Objective: Set the listing down unchanged, minus every embedded image.

[Records from a data collection]
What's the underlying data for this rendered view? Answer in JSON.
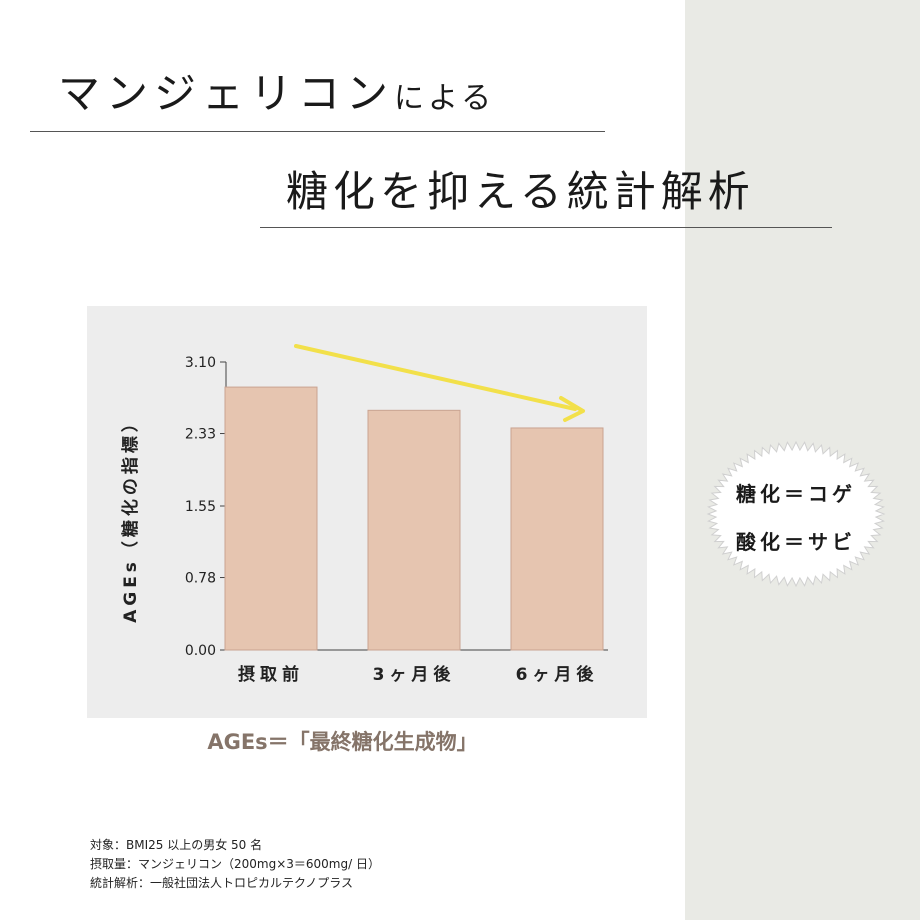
{
  "header": {
    "title_main": "マンジェリコン",
    "title_suffix": "による",
    "subtitle_main": "糖化を抑える統計解析",
    "subtitle_hiragana": "を"
  },
  "chart_data": {
    "type": "bar",
    "categories": [
      "摂取前",
      "3ヶ月後",
      "6ヶ月後"
    ],
    "values": [
      2.83,
      2.58,
      2.39
    ],
    "ylabel": "AGEs（糖化の指標）",
    "yticks": [
      "3.10",
      "2.33",
      "1.55",
      "0.78",
      "0.00"
    ],
    "ytick_values": [
      3.1,
      2.33,
      1.55,
      0.78,
      0.0
    ],
    "ylim": [
      0,
      3.1
    ],
    "grid": false,
    "colors": {
      "bar": "#e6c5b0",
      "bar_edge": "#c9a391",
      "trend_arrow": "#f2e04a"
    },
    "annotations": [
      "downward trend arrow"
    ]
  },
  "definition": "AGEs＝「最終糖化生成物」",
  "badge": {
    "line1": "糖化＝コゲ",
    "line2": "酸化＝サビ"
  },
  "notes": [
    "対象：BMI25 以上の男女 50 名",
    "摂取量：マンジェリコン（200mg×3＝600mg/ 日）",
    "統計解析：一般社団法人トロピカルテクノプラス"
  ],
  "colors": {
    "side_panel": "#e9eae5",
    "chart_background": "#ededed",
    "definition_text": "#857469"
  }
}
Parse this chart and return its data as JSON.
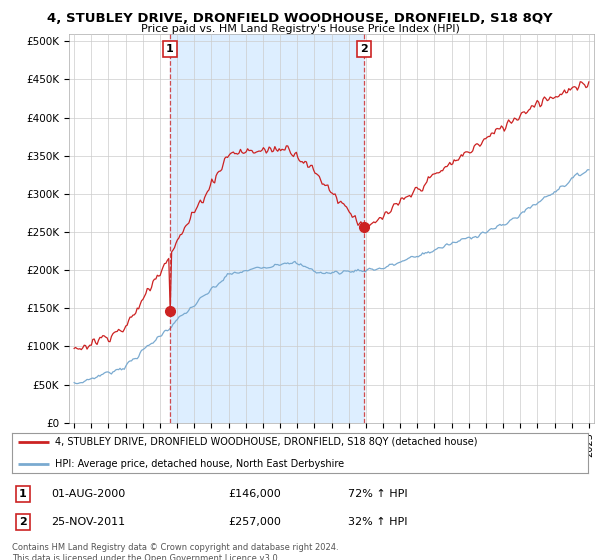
{
  "title": "4, STUBLEY DRIVE, DRONFIELD WOODHOUSE, DRONFIELD, S18 8QY",
  "subtitle": "Price paid vs. HM Land Registry's House Price Index (HPI)",
  "ylabel_ticks": [
    "£0",
    "£50K",
    "£100K",
    "£150K",
    "£200K",
    "£250K",
    "£300K",
    "£350K",
    "£400K",
    "£450K",
    "£500K"
  ],
  "ytick_values": [
    0,
    50000,
    100000,
    150000,
    200000,
    250000,
    300000,
    350000,
    400000,
    450000,
    500000
  ],
  "xlim_start": 1994.7,
  "xlim_end": 2025.3,
  "ylim": [
    0,
    510000
  ],
  "hpi_color": "#7aaad0",
  "price_color": "#cc2222",
  "shade_color": "#ddeeff",
  "marker1_date": 2000.58,
  "marker1_price": 146000,
  "marker2_date": 2011.9,
  "marker2_price": 257000,
  "vline1_x": 2000.58,
  "vline2_x": 2011.9,
  "legend_line1": "4, STUBLEY DRIVE, DRONFIELD WOODHOUSE, DRONFIELD, S18 8QY (detached house)",
  "legend_line2": "HPI: Average price, detached house, North East Derbyshire",
  "table_row1": [
    "1",
    "01-AUG-2000",
    "£146,000",
    "72% ↑ HPI"
  ],
  "table_row2": [
    "2",
    "25-NOV-2011",
    "£257,000",
    "32% ↑ HPI"
  ],
  "footer": "Contains HM Land Registry data © Crown copyright and database right 2024.\nThis data is licensed under the Open Government Licence v3.0.",
  "background_color": "#ffffff",
  "grid_color": "#cccccc"
}
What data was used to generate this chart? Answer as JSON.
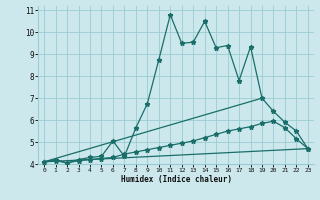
{
  "title": "",
  "xlabel": "Humidex (Indice chaleur)",
  "bg_color": "#cce8ec",
  "grid_color": "#99ccd4",
  "line_color": "#1a6e6a",
  "xlim": [
    -0.5,
    23.5
  ],
  "ylim": [
    4.0,
    11.2
  ],
  "xticks": [
    0,
    1,
    2,
    3,
    4,
    5,
    6,
    7,
    8,
    9,
    10,
    11,
    12,
    13,
    14,
    15,
    16,
    17,
    18,
    19,
    20,
    21,
    22,
    23
  ],
  "yticks": [
    4,
    5,
    6,
    7,
    8,
    9,
    10,
    11
  ],
  "line1_x": [
    0,
    1,
    2,
    3,
    4,
    5,
    6,
    7,
    8,
    9,
    10,
    11,
    12,
    13,
    14,
    15,
    16,
    17,
    18,
    19,
    20,
    21,
    22,
    23
  ],
  "line1_y": [
    4.1,
    4.2,
    4.05,
    4.2,
    4.3,
    4.35,
    5.05,
    4.35,
    5.65,
    6.75,
    8.75,
    10.8,
    9.5,
    9.55,
    10.5,
    9.3,
    9.4,
    7.8,
    9.35,
    7.0,
    6.4,
    5.9,
    5.5,
    4.7
  ],
  "line2_x": [
    0,
    1,
    2,
    3,
    4,
    5,
    6,
    7,
    8,
    9,
    10,
    11,
    12,
    13,
    14,
    15,
    16,
    17,
    18,
    19,
    20,
    21,
    22,
    23
  ],
  "line2_y": [
    4.1,
    4.15,
    4.05,
    4.15,
    4.2,
    4.25,
    4.3,
    4.45,
    4.55,
    4.65,
    4.75,
    4.85,
    4.95,
    5.05,
    5.2,
    5.35,
    5.5,
    5.6,
    5.7,
    5.85,
    5.95,
    5.65,
    5.15,
    4.7
  ],
  "line3_x": [
    0,
    23
  ],
  "line3_y": [
    4.1,
    4.7
  ],
  "line4_x": [
    0,
    19
  ],
  "line4_y": [
    4.1,
    7.0
  ]
}
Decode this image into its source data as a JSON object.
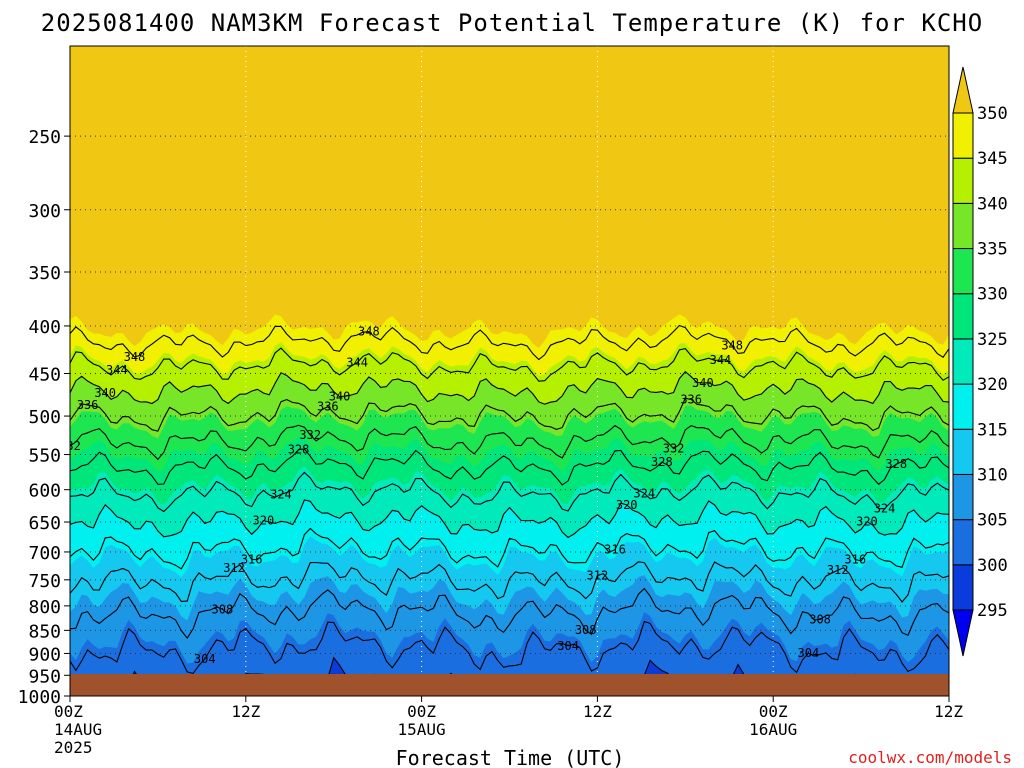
{
  "chart_data": {
    "type": "heatmap",
    "title": "2025081400 NAM3KM Forecast Potential Temperature (K) for KCHO",
    "xlabel": "Forecast Time (UTC)",
    "ylabel": "",
    "x_ticks": [
      {
        "hour": 0,
        "label": "00Z",
        "sub": "14AUG",
        "sub2": "2025"
      },
      {
        "hour": 12,
        "label": "12Z",
        "sub": "",
        "sub2": ""
      },
      {
        "hour": 24,
        "label": "00Z",
        "sub": "15AUG",
        "sub2": ""
      },
      {
        "hour": 36,
        "label": "12Z",
        "sub": "",
        "sub2": ""
      },
      {
        "hour": 48,
        "label": "00Z",
        "sub": "16AUG",
        "sub2": ""
      },
      {
        "hour": 60,
        "label": "12Z",
        "sub": "",
        "sub2": ""
      }
    ],
    "xlim": [
      0,
      60
    ],
    "y_ticks": [
      250,
      300,
      350,
      400,
      450,
      500,
      550,
      600,
      650,
      700,
      750,
      800,
      850,
      900,
      950,
      1000
    ],
    "ylim": [
      1000,
      200
    ],
    "y_scale": "log",
    "grid": true,
    "colorbar": {
      "levels": [
        295,
        300,
        305,
        310,
        315,
        320,
        325,
        330,
        335,
        340,
        345,
        350
      ],
      "labels": [
        "295",
        "300",
        "305",
        "310",
        "315",
        "320",
        "325",
        "330",
        "335",
        "340",
        "345",
        "350"
      ],
      "colors": [
        "#0000f0",
        "#0a3cdc",
        "#1a6ee0",
        "#1e96e6",
        "#14c8f0",
        "#00f0f0",
        "#00eabc",
        "#00e67a",
        "#1ee650",
        "#78e628",
        "#b4f000",
        "#f0f000",
        "#f0c814"
      ]
    },
    "ground_color": "#a0522d",
    "contours": [
      {
        "value": 300,
        "label": "300"
      },
      {
        "value": 304,
        "label": "304"
      },
      {
        "value": 308,
        "label": "308"
      },
      {
        "value": 312,
        "label": "312"
      },
      {
        "value": 316,
        "label": "316"
      },
      {
        "value": 320,
        "label": "320"
      },
      {
        "value": 324,
        "label": "324"
      },
      {
        "value": 328,
        "label": "328"
      },
      {
        "value": 332,
        "label": "332"
      },
      {
        "value": 336,
        "label": "336"
      },
      {
        "value": 340,
        "label": "340"
      },
      {
        "value": 344,
        "label": "344"
      },
      {
        "value": 348,
        "label": "348"
      }
    ],
    "annotations": [
      "coolwx.com/models"
    ]
  }
}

Solved problem:
What's the underlying data for this rendered view? Answer in JSON.
{
  "header": {
    "title_main": "マンジェリコン",
    "title_suffix": "による",
    "subtitle_main": "糖化を抑える統計解析",
    "subtitle_hiragana": "を"
  },
  "chart_data": {
    "type": "bar",
    "categories": [
      "摂取前",
      "3ヶ月後",
      "6ヶ月後"
    ],
    "values": [
      2.83,
      2.58,
      2.39
    ],
    "ylabel": "AGEs（糖化の指標）",
    "yticks": [
      "3.10",
      "2.33",
      "1.55",
      "0.78",
      "0.00"
    ],
    "ytick_values": [
      3.1,
      2.33,
      1.55,
      0.78,
      0.0
    ],
    "ylim": [
      0,
      3.1
    ],
    "grid": false,
    "colors": {
      "bar": "#e6c5b0",
      "bar_edge": "#c9a391",
      "trend_arrow": "#f2e04a"
    },
    "annotations": [
      "downward trend arrow"
    ]
  },
  "definition": "AGEs＝「最終糖化生成物」",
  "badge": {
    "line1": "糖化＝コゲ",
    "line2": "酸化＝サビ"
  },
  "notes": [
    "対象：BMI25 以上の男女 50 名",
    "摂取量：マンジェリコン（200mg×3＝600mg/ 日）",
    "統計解析：一般社団法人トロピカルテクノプラス"
  ],
  "colors": {
    "side_panel": "#e9eae5",
    "chart_background": "#ededed",
    "definition_text": "#857469"
  }
}
Parse this chart and return its data as JSON.
{
  "title": "4, STUBLEY DRIVE, DRONFIELD WOODHOUSE, DRONFIELD, S18 8QY",
  "subtitle": "Price paid vs. HM Land Registry's House Price Index (HPI)",
  "ylabel_ticks": [
    "£0",
    "£50K",
    "£100K",
    "£150K",
    "£200K",
    "£250K",
    "£300K",
    "£350K",
    "£400K",
    "£450K",
    "£500K"
  ],
  "ytick_values": [
    0,
    50000,
    100000,
    150000,
    200000,
    250000,
    300000,
    350000,
    400000,
    450000,
    500000
  ],
  "xlim_start": 1994.7,
  "xlim_end": 2025.3,
  "ylim": [
    0,
    510000
  ],
  "hpi_color": "#7aaad0",
  "price_color": "#cc2222",
  "shade_color": "#ddeeff",
  "marker1_date": 2000.58,
  "marker1_price": 146000,
  "marker2_date": 2011.9,
  "marker2_price": 257000,
  "vline1_x": 2000.58,
  "vline2_x": 2011.9,
  "legend_line1": "4, STUBLEY DRIVE, DRONFIELD WOODHOUSE, DRONFIELD, S18 8QY (detached house)",
  "legend_line2": "HPI: Average price, detached house, North East Derbyshire",
  "table_row1": [
    "1",
    "01-AUG-2000",
    "£146,000",
    "72% ↑ HPI"
  ],
  "table_row2": [
    "2",
    "25-NOV-2011",
    "£257,000",
    "32% ↑ HPI"
  ],
  "footer": "Contains HM Land Registry data © Crown copyright and database right 2024.\nThis data is licensed under the Open Government Licence v3.0.",
  "background_color": "#ffffff",
  "grid_color": "#cccccc"
}
What data was used to generate this chart? Answer as JSON.
{
  "title": "",
  "xlabel": "Humidex (Indice chaleur)",
  "bg_color": "#cce8ec",
  "grid_color": "#99ccd4",
  "line_color": "#1a6e6a",
  "xlim": [
    -0.5,
    23.5
  ],
  "ylim": [
    4.0,
    11.2
  ],
  "xticks": [
    0,
    1,
    2,
    3,
    4,
    5,
    6,
    7,
    8,
    9,
    10,
    11,
    12,
    13,
    14,
    15,
    16,
    17,
    18,
    19,
    20,
    21,
    22,
    23
  ],
  "yticks": [
    4,
    5,
    6,
    7,
    8,
    9,
    10,
    11
  ],
  "line1_x": [
    0,
    1,
    2,
    3,
    4,
    5,
    6,
    7,
    8,
    9,
    10,
    11,
    12,
    13,
    14,
    15,
    16,
    17,
    18,
    19,
    20,
    21,
    22,
    23
  ],
  "line1_y": [
    4.1,
    4.2,
    4.05,
    4.2,
    4.3,
    4.35,
    5.05,
    4.35,
    5.65,
    6.75,
    8.75,
    10.8,
    9.5,
    9.55,
    10.5,
    9.3,
    9.4,
    7.8,
    9.35,
    7.0,
    6.4,
    5.9,
    5.5,
    4.7
  ],
  "line2_x": [
    0,
    1,
    2,
    3,
    4,
    5,
    6,
    7,
    8,
    9,
    10,
    11,
    12,
    13,
    14,
    15,
    16,
    17,
    18,
    19,
    20,
    21,
    22,
    23
  ],
  "line2_y": [
    4.1,
    4.15,
    4.05,
    4.15,
    4.2,
    4.25,
    4.3,
    4.45,
    4.55,
    4.65,
    4.75,
    4.85,
    4.95,
    5.05,
    5.2,
    5.35,
    5.5,
    5.6,
    5.7,
    5.85,
    5.95,
    5.65,
    5.15,
    4.7
  ],
  "line3_x": [
    0,
    23
  ],
  "line3_y": [
    4.1,
    4.7
  ],
  "line4_x": [
    0,
    19
  ],
  "line4_y": [
    4.1,
    7.0
  ]
}
Decode this image into its source data as a JSON object.
{
  "chart_data": {
    "type": "heatmap",
    "title": "2025081400 NAM3KM Forecast Potential Temperature (K) for KCHO",
    "xlabel": "Forecast Time (UTC)",
    "ylabel": "",
    "x_ticks": [
      {
        "hour": 0,
        "label": "00Z",
        "sub": "14AUG",
        "sub2": "2025"
      },
      {
        "hour": 12,
        "label": "12Z",
        "sub": "",
        "sub2": ""
      },
      {
        "hour": 24,
        "label": "00Z",
        "sub": "15AUG",
        "sub2": ""
      },
      {
        "hour": 36,
        "label": "12Z",
        "sub": "",
        "sub2": ""
      },
      {
        "hour": 48,
        "label": "00Z",
        "sub": "16AUG",
        "sub2": ""
      },
      {
        "hour": 60,
        "label": "12Z",
        "sub": "",
        "sub2": ""
      }
    ],
    "xlim": [
      0,
      60
    ],
    "y_ticks": [
      250,
      300,
      350,
      400,
      450,
      500,
      550,
      600,
      650,
      700,
      750,
      800,
      850,
      900,
      950,
      1000
    ],
    "ylim": [
      1000,
      200
    ],
    "y_scale": "log",
    "grid": true,
    "colorbar": {
      "levels": [
        295,
        300,
        305,
        310,
        315,
        320,
        325,
        330,
        335,
        340,
        345,
        350
      ],
      "labels": [
        "295",
        "300",
        "305",
        "310",
        "315",
        "320",
        "325",
        "330",
        "335",
        "340",
        "345",
        "350"
      ],
      "colors": [
        "#0000f0",
        "#0a3cdc",
        "#1a6ee0",
        "#1e96e6",
        "#14c8f0",
        "#00f0f0",
        "#00eabc",
        "#00e67a",
        "#1ee650",
        "#78e628",
        "#b4f000",
        "#f0f000",
        "#f0c814"
      ]
    },
    "ground_color": "#a0522d",
    "contours": [
      {
        "value": 300,
        "label": "300"
      },
      {
        "value": 304,
        "label": "304"
      },
      {
        "value": 308,
        "label": "308"
      },
      {
        "value": 312,
        "label": "312"
      },
      {
        "value": 316,
        "label": "316"
      },
      {
        "value": 320,
        "label": "320"
      },
      {
        "value": 324,
        "label": "324"
      },
      {
        "value": 328,
        "label": "328"
      },
      {
        "value": 332,
        "label": "332"
      },
      {
        "value": 336,
        "label": "336"
      },
      {
        "value": 340,
        "label": "340"
      },
      {
        "value": 344,
        "label": "344"
      },
      {
        "value": 348,
        "label": "348"
      }
    ],
    "annotations": [
      "coolwx.com/models"
    ]
  }
}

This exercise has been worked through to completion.